**OBJECTIVE:**
Reproduce every record below exactly as written, but leave out any pictures.

**DATA EXTRACT:**
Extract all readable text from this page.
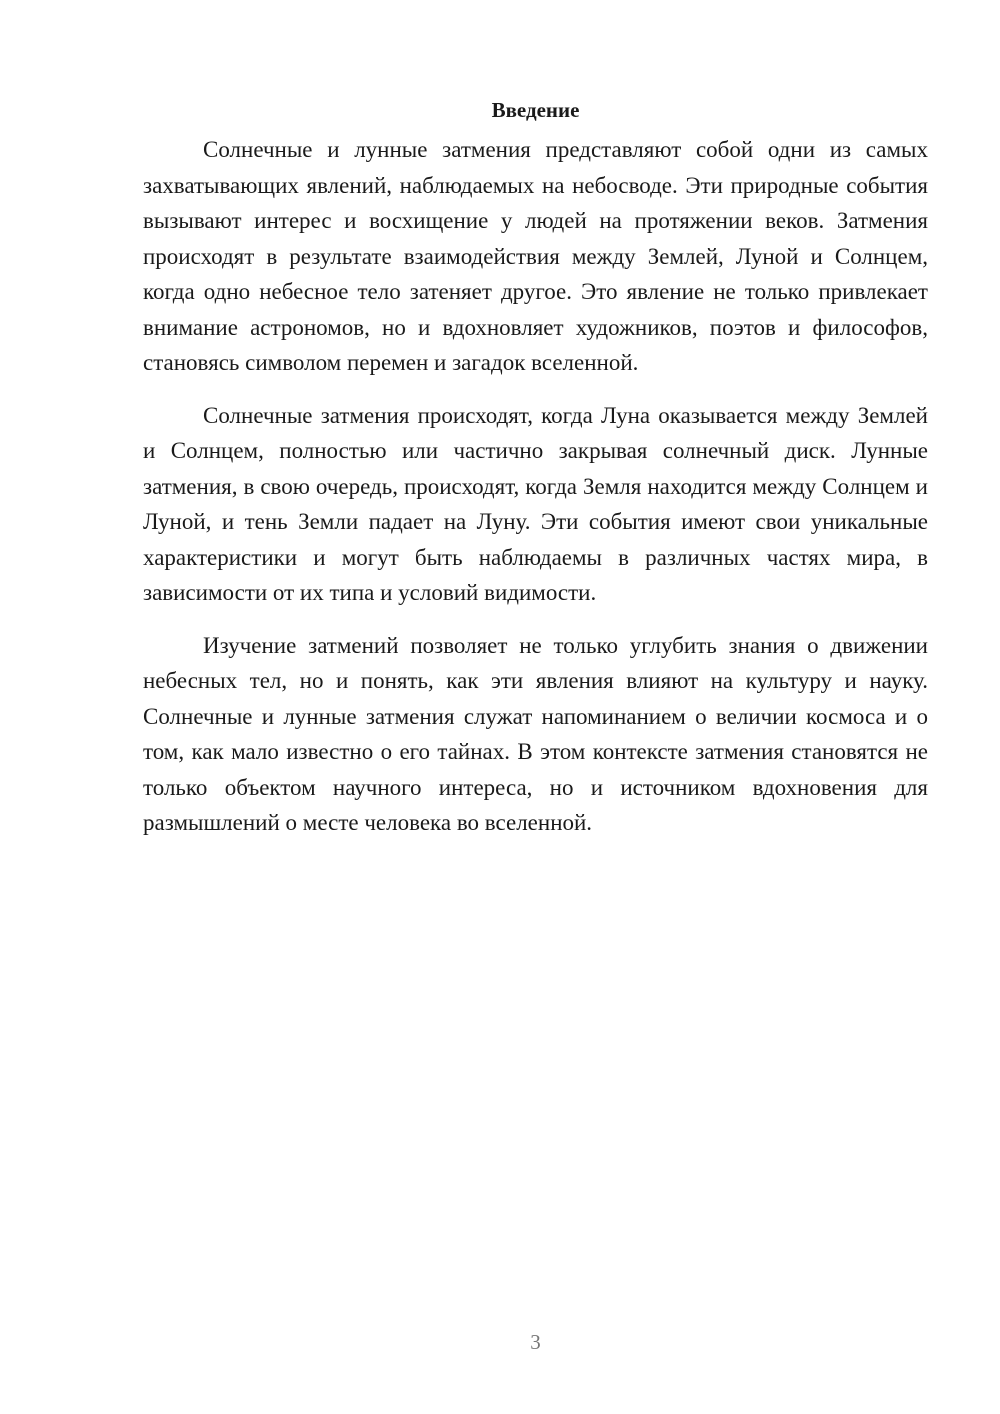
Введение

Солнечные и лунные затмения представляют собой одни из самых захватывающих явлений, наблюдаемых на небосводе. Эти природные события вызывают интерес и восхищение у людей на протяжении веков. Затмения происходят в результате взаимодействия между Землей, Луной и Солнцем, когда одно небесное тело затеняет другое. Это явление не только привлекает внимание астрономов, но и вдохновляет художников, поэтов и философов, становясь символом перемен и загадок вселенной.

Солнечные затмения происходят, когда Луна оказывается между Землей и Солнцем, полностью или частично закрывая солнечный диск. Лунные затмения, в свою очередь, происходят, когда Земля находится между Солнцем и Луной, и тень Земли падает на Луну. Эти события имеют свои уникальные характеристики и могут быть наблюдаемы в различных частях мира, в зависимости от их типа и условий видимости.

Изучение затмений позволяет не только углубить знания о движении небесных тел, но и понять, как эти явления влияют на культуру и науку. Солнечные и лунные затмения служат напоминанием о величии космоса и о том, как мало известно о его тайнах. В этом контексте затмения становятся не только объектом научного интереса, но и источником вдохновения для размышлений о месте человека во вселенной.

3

**RESULT BELOW:**
Extract all readable text from this page.
Введение

Солнечные и лунные затмения представляют собой одни из самых захватывающих явлений, наблюдаемых на небосводе. Эти природные события вызывают интерес и восхищение у людей на протяжении веков. Затмения происходят в результате взаимодействия между Землей, Луной и Солнцем, когда одно небесное тело затеняет другое. Это явление не только привлекает внимание астрономов, но и вдохновляет художников, поэтов и философов, становясь символом перемен и загадок вселенной.

Солнечные затмения происходят, когда Луна оказывается между Землей и Солнцем, полностью или частично закрывая солнечный диск. Лунные затмения, в свою очередь, происходят, когда Земля находится между Солнцем и Луной, и тень Земли падает на Луну. Эти события имеют свои уникальные характеристики и могут быть наблюдаемы в различных частях мира, в зависимости от их типа и условий видимости.

Изучение затмений позволяет не только углубить знания о движении небесных тел, но и понять, как эти явления влияют на культуру и науку. Солнечные и лунные затмения служат напоминанием о величии космоса и о том, как мало известно о его тайнах. В этом контексте затмения становятся не только объектом научного интереса, но и источником вдохновения для размышлений о месте человека во вселенной.

3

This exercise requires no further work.